= Goal of the exercise =
Which lines in the material below contain the word "mother"? Copy each of them.
— Begin Material supplied —
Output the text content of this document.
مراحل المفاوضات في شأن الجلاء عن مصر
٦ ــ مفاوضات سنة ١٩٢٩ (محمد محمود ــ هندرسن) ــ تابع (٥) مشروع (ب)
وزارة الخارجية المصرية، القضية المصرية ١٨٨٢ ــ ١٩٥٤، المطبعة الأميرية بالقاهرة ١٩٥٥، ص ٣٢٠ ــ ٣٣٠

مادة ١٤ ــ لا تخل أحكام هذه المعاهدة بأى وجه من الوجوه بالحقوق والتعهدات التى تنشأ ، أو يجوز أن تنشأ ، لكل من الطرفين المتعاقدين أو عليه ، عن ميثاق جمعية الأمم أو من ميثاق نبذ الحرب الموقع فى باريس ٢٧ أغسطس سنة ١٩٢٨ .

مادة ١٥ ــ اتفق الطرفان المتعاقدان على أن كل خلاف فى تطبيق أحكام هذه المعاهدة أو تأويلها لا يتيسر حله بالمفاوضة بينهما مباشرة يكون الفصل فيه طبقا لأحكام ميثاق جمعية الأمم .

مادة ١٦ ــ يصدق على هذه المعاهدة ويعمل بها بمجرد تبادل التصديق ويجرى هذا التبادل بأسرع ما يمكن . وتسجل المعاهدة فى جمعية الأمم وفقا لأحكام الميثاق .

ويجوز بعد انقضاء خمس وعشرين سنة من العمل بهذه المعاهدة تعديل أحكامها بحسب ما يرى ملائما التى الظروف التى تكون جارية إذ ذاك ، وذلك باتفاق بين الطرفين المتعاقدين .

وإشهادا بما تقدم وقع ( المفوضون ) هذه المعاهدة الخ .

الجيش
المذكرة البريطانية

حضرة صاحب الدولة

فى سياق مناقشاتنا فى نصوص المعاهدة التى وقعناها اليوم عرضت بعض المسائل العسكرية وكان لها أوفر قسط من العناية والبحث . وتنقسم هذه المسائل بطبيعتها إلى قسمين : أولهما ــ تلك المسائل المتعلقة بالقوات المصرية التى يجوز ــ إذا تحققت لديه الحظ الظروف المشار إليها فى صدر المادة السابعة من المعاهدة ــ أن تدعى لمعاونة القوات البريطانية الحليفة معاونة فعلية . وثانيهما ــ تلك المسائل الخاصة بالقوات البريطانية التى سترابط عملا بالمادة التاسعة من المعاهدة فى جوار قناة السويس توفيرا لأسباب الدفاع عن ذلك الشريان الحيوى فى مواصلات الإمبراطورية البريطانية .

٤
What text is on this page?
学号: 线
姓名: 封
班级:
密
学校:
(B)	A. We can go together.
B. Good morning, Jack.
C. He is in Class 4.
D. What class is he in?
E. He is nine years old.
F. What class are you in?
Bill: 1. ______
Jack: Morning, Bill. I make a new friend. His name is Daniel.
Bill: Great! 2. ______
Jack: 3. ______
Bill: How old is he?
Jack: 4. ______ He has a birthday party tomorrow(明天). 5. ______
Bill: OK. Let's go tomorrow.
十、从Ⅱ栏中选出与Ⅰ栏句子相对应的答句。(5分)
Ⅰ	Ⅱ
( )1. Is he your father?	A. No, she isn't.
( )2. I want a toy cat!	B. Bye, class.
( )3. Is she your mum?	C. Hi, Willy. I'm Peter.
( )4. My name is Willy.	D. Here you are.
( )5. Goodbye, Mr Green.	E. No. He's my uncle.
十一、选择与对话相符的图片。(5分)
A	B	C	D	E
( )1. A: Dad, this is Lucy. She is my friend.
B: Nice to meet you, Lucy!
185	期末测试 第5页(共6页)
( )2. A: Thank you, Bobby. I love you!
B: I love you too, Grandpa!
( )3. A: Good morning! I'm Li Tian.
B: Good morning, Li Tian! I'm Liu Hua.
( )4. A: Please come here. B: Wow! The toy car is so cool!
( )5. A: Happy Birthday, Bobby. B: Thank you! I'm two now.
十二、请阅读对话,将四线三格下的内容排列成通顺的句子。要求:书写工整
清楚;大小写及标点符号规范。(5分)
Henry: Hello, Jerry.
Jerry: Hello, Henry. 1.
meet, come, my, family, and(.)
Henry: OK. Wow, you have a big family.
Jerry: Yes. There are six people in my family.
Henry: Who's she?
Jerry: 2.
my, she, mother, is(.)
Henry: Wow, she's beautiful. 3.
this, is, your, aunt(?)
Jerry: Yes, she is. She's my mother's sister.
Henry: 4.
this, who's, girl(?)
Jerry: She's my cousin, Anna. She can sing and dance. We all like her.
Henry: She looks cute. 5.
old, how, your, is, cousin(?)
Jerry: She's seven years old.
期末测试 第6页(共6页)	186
— End Material supplied —
= Final result =
my, she, mother, is(.)
Jerry: Yes, she is. She's my mother's sister.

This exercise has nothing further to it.